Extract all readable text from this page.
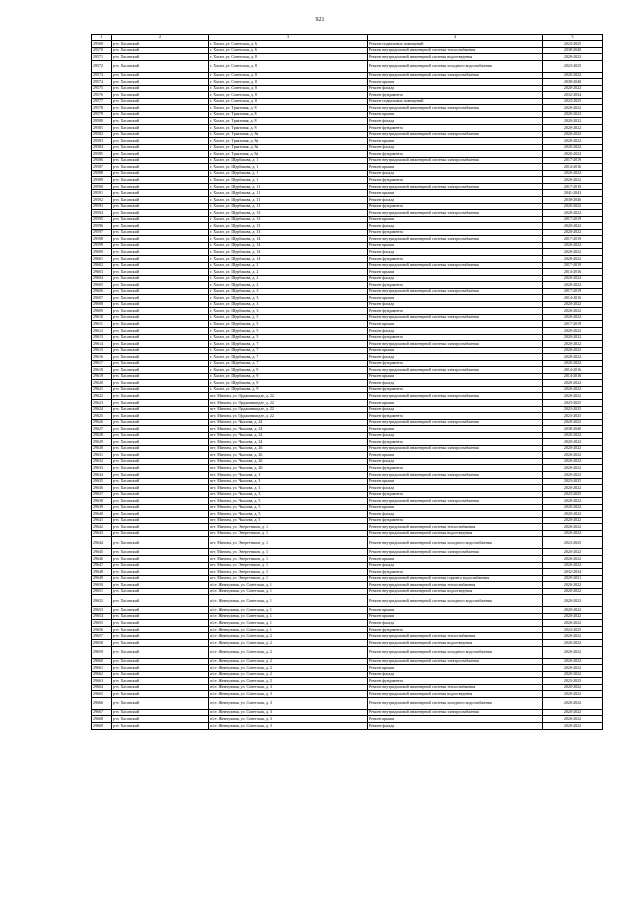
921
1	2	3	4	5
29569	р-н. Хасанский	г. Хасан, ул. Советская, д. 6	Ремонт подвальных помещений	2023-2025
29570	р-н. Хасанский	г. Хасан, ул. Советская, д. 6	Ремонт внутридомовой инженерной системы теплоснабжения	2038-2040
29571	р-н. Хасанский	г. Хасан, ул. Советская, д. 8	Ремонт внутридомовой инженерной системы водоотведения	2020-2022
29572	р-н. Хасанский	г. Хасан, ул. Советская, д. 8	Ремонт внутридомовой инженерной системы холодного водоснабжения	2023-2025
29573	р-н. Хасанский	г. Хасан, ул. Советская, д. 8	Ремонт внутридомовой инженерной системы электроснабжения	2020-2022
29574	р-н. Хасанский	г. Хасан, ул. Советская, д. 8	Ремонт крыши	2038-2040
29575	р-н. Хасанский	г. Хасан, ул. Советская, д. 8	Ремонт фасада	2020-2022
29576	р-н. Хасанский	г. Хасан, ул. Советская, д. 8	Ремонт фундамента	2032-2034
29577	р-н. Хасанский	г. Хасан, ул. Советская, д. 8	Ремонт подвальных помещений	2023-2025
29578	р-н. Хасанский	г. Хасан, ул. Трактовая, д. 8	Ремонт внутридомовой инженерной системы электроснабжения	2020-2022
29579	р-н. Хасанский	г. Хасан, ул. Трактовая, д. 8	Ремонт крыши	2020-2022
29580	р-н. Хасанский	г. Хасан, ул. Трактовая, д. 8	Ремонт фасада	2020-2022
29581	р-н. Хасанский	г. Хасан, ул. Трактовая, д. 8	Ремонт фундамента	2020-2022
29582	р-н. Хасанский	г. Хасан, ул. Трактовая, д. 8а	Ремонт внутридомовой инженерной системы электроснабжения	2020-2022
29583	р-н. Хасанский	г. Хасан, ул. Трактовая, д. 8а	Ремонт крыши	2020-2022
29584	р-н. Хасанский	г. Хасан, ул. Трактовая, д. 8а	Ремонт фасада	2020-2022
29585	р-н. Хасанский	г. Хасан, ул. Трактовая, д. 8а	Ремонт фундамента	2020-2022
29586	р-н. Хасанский	г. Хасан, ул. Щербакова, д. 1	Ремонт внутридомовой инженерной системы электроснабжения	2017-2019
29587	р-н. Хасанский	г. Хасан, ул. Щербакова, д. 1	Ремонт крыши	2014-2016
29588	р-н. Хасанский	г. Хасан, ул. Щербакова, д. 1	Ремонт фасада	2020-2022
29589	р-н. Хасанский	г. Хасан, ул. Щербакова, д. 1	Ремонт фундамента	2020-2022
29590	р-н. Хасанский	г. Хасан, ул. Щербакова, д. 11	Ремонт внутридомовой инженерной системы электроснабжения	2017-2019
29591	р-н. Хасанский	г. Хасан, ул. Щербакова, д. 11	Ремонт крыши	2041-2043
29592	р-н. Хасанский	г. Хасан, ул. Щербакова, д. 11	Ремонт фасада	2038-2040
29593	р-н. Хасанский	г. Хасан, ул. Щербакова, д. 11	Ремонт фундамента	2020-2022
29594	р-н. Хасанский	г. Хасан, ул. Щербакова, д. 13	Ремонт внутридомовой инженерной системы электроснабжения	2020-2022
29595	р-н. Хасанский	г. Хасан, ул. Щербакова, д. 13	Ремонт крыши	2017-2019
29596	р-н. Хасанский	г. Хасан, ул. Щербакова, д. 13	Ремонт фасада	2020-2022
29597	р-н. Хасанский	г. Хасан, ул. Щербакова, д. 13	Ремонт фундамента	2020-2022
29598	р-н. Хасанский	г. Хасан, ул. Щербакова, д. 14	Ремонт внутридомовой инженерной системы электроснабжения	2017-2019
29599	р-н. Хасанский	г. Хасан, ул. Щербакова, д. 14	Ремонт крыши	2020-2022
29600	р-н. Хасанский	г. Хасан, ул. Щербакова, д. 14	Ремонт фасада	2020-2022
29601	р-н. Хасанский	г. Хасан, ул. Щербакова, д. 14	Ремонт фундамента	2020-2022
29602	р-н. Хасанский	г. Хасан, ул. Щербакова, д. 2	Ремонт внутридомовой инженерной системы электроснабжения	2017-2019
29603	р-н. Хасанский	г. Хасан, ул. Щербакова, д. 2	Ремонт крыши	2014-2016
29604	р-н. Хасанский	г. Хасан, ул. Щербакова, д. 2	Ремонт фасада	2020-2022
29605	р-н. Хасанский	г. Хасан, ул. Щербакова, д. 2	Ремонт фундамента	2020-2022
29606	р-н. Хасанский	г. Хасан, ул. Щербакова, д. 3	Ремонт внутридомовой инженерной системы электроснабжения	2017-2019
29607	р-н. Хасанский	г. Хасан, ул. Щербакова, д. 3	Ремонт крыши	2014-2016
29608	р-н. Хасанский	г. Хасан, ул. Щербакова, д. 3	Ремонт фасада	2020-2022
29609	р-н. Хасанский	г. Хасан, ул. Щербакова, д. 3	Ремонт фундамента	2020-2022
29610	р-н. Хасанский	г. Хасан, ул. Щербакова, д. 5	Ремонт внутридомовой инженерной системы электроснабжения	2020-2022
29611	р-н. Хасанский	г. Хасан, ул. Щербакова, д. 5	Ремонт крыши	2017-2019
29612	р-н. Хасанский	г. Хасан, ул. Щербакова, д. 5	Ремонт фасада	2020-2022
29613	р-н. Хасанский	г. Хасан, ул. Щербакова, д. 5	Ремонт фундамента	2020-2022
29614	р-н. Хасанский	г. Хасан, ул. Щербакова, д. 7	Ремонт внутридомовой инженерной системы электроснабжения	2020-2022
29615	р-н. Хасанский	г. Хасан, ул. Щербакова, д. 7	Ремонт крыши	2020-2022
29616	р-н. Хасанский	г. Хасан, ул. Щербакова, д. 7	Ремонт фасада	2020-2022
29617	р-н. Хасанский	г. Хасан, ул. Щербакова, д. 7	Ремонт фундамента	2020-2022
29618	р-н. Хасанский	г. Хасан, ул. Щербакова, д. 9	Ремонт внутридомовой инженерной системы электроснабжения	2014-2016
29619	р-н. Хасанский	г. Хасан, ул. Щербакова, д. 9	Ремонт крыши	2014-2016
29620	р-н. Хасанский	г. Хасан, ул. Щербакова, д. 9	Ремонт фасада	2020-2022
29621	р-н. Хасанский	г. Хасан, ул. Щербакова, д. 9	Ремонт фундамента	2020-2022
29622	р-н. Хасанский	пгт. Мангам, ул. Орджоникидзе, д. 22	Ремонт внутридомовой инженерной системы электроснабжения	2020-2022
29623	р-н. Хасанский	пгт. Мангам, ул. Орджоникидзе, д. 22	Ремонт крыши	2023-2025
29624	р-н. Хасанский	пгт. Мангам, ул. Орджоникидзе, д. 22	Ремонт фасада	2023-2025
29625	р-н. Хасанский	пгт. Мангам, ул. Орджоникидзе, д. 22	Ремонт фундамента	2023-2025
29626	р-н. Хасанский	пгт. Мангам, ул. Чкалова, д. 24	Ремонт внутридомовой инженерной системы электроснабжения	2020-2022
29627	р-н. Хасанский	пгт. Мангам, ул. Чкалова, д. 24	Ремонт крыши	2038-2040
29628	р-н. Хасанский	пгт. Мангам, ул. Чкалова, д. 24	Ремонт фасада	2020-2022
29629	р-н. Хасанский	пгт. Мангам, ул. Чкалова, д. 24	Ремонт фундамента	2020-2022
29630	р-н. Хасанский	пгт. Мангам, ул. Чкалова, д. 26	Ремонт внутридомовой инженерной системы электроснабжения	2020-2022
29631	р-н. Хасанский	пгт. Мангам, ул. Чкалова, д. 26	Ремонт крыши	2020-2022
29632	р-н. Хасанский	пгт. Мангам, ул. Чкалова, д. 26	Ремонт фасада	2020-2022
29633	р-н. Хасанский	пгт. Мангам, ул. Чкалова, д. 26	Ремонт фундамента	2020-2022
29634	р-н. Хасанский	пгт. Мангам, ул. Чкалова, д. 3	Ремонт внутридомовой инженерной системы электроснабжения	2020-2022
29635	р-н. Хасанский	пгт. Мангам, ул. Чкалова, д. 3	Ремонт крыши	2023-2025
29636	р-н. Хасанский	пгт. Мангам, ул. Чкалова, д. 3	Ремонт фасада	2020-2022
29637	р-н. Хасанский	пгт. Мангам, ул. Чкалова, д. 3	Ремонт фундамента	2023-2025
29638	р-н. Хасанский	пгт. Мангам, ул. Чкалова, д. 5	Ремонт внутридомовой инженерной системы электроснабжения	2020-2022
29639	р-н. Хасанский	пгт. Мангам, ул. Чкалова, д. 5	Ремонт крыши	2020-2022
29640	р-н. Хасанский	пгт. Мангам, ул. Чкалова, д. 5	Ремонт фасада	2020-2022
29641	р-н. Хасанский	пгт. Мангам, ул. Чкалова, д. 5	Ремонт фундамента	2020-2022
29642	р-н. Хасанский	пгт. Мангам, ул. Энергетиков, д. 1	Ремонт внутридомовой инженерной системы теплоснабжения	2020-2022
29643	р-н. Хасанский	пгт. Мангам, ул. Энергетиков, д. 1	Ремонт внутридомовой инженерной системы водоотведения	2020-2022
29644	р-н. Хасанский	пгт. Мангам, ул. Энергетиков, д. 1	Ремонт внутридомовой инженерной системы холодного водоснабжения	2023-2025
29645	р-н. Хасанский	пгт. Мангам, ул. Энергетиков, д. 1	Ремонт внутридомовой инженерной системы электроснабжения	2020-2022
29646	р-н. Хасанский	пгт. Мангам, ул. Энергетиков, д. 1	Ремонт крыши	2020-2022
29647	р-н. Хасанский	пгт. Мангам, ул. Энергетиков, д. 1	Ремонт фасада	2020-2022
29648	р-н. Хасанский	пгт. Мангам, ул. Энергетиков, д. 1	Ремонт фундамента	2032-2034
29649	р-н. Хасанский	пгт. Мангам, ул. Энергетиков, д. 1	Ремонт внутридомовой инженерной системы горячего водоснабжения	2029-2031
29650	р-н. Хасанский	п/ст. Жемчужная, ул. Советская, д. 1	Ремонт внутридомовой инженерной системы теплоснабжения	2020-2022
29651	р-н. Хасанский	п/ст. Жемчужная, ул. Советская, д. 1	Ремонт внутридомовой инженерной системы водоотведения	2020-2022
29652	р-н. Хасанский	п/ст. Жемчужная, ул. Советская, д. 1	Ремонт внутридомовой инженерной системы холодного водоснабжения	2020-2022
29653	р-н. Хасанский	п/ст. Жемчужная, ул. Советская, д. 1	Ремонт крыши	2020-2022
29654	р-н. Хасанский	п/ст. Жемчужная, ул. Советская, д. 1	Ремонт крыши	2020-2022
29655	р-н. Хасанский	п/ст. Жемчужная, ул. Советская, д. 1	Ремонт фасада	2020-2022
29656	р-н. Хасанский	п/ст. Жемчужная, ул. Советская, д. 1	Ремонт фундамента	2023-2025
29657	р-н. Хасанский	п/ст. Жемчужная, ул. Советская, д. 2	Ремонт внутридомовой инженерной системы теплоснабжения	2020-2022
29658	р-н. Хасанский	п/ст. Жемчужная, ул. Советская, д. 2	Ремонт внутридомовой инженерной системы водоотведения	2020-2022
29659	р-н. Хасанский	п/ст. Жемчужная, ул. Советская, д. 2	Ремонт внутридомовой инженерной системы холодного водоснабжения	2020-2022
29660	р-н. Хасанский	п/ст. Жемчужная, ул. Советская, д. 2	Ремонт внутридомовой инженерной системы электроснабжения	2020-2022
29661	р-н. Хасанский	п/ст. Жемчужная, ул. Советская, д. 2	Ремонт крыши	2020-2022
29662	р-н. Хасанский	п/ст. Жемчужная, ул. Советская, д. 2	Ремонт фасада	2020-2022
29663	р-н. Хасанский	п/ст. Жемчужная, ул. Советская, д. 2	Ремонт фундамента	2023-2025
29664	р-н. Хасанский	п/ст. Жемчужная, ул. Советская, д. 3	Ремонт внутридомовой инженерной системы теплоснабжения	2020-2022
29665	р-н. Хасанский	п/ст. Жемчужная, ул. Советская, д. 3	Ремонт внутридомовой инженерной системы водоотведения	2020-2022
29666	р-н. Хасанский	п/ст. Жемчужная, ул. Советская, д. 3	Ремонт внутридомовой инженерной системы холодного водоснабжения	2020-2022
29667	р-н. Хасанский	п/ст. Жемчужная, ул. Советская, д. 3	Ремонт внутридомовой инженерной системы электроснабжения	2020-2022
29668	р-н. Хасанский	п/ст. Жемчужная, ул. Советская, д. 3	Ремонт крыши	2020-2022
29669	р-н. Хасанский	п/ст. Жемчужная, ул. Советская, д. 3	Ремонт фасада	2020-2022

··········

Wherever the word "помещений" occurs in a line of the listing, copy that line.

29569	р-н. Хасанский	г. Хасан, ул. Советская, д. 6	Ремонт подвальных помещений	2023-2025
29577	р-н. Хасанский	г. Хасан, ул. Советская, д. 8	Ремонт подвальных помещений	2023-2025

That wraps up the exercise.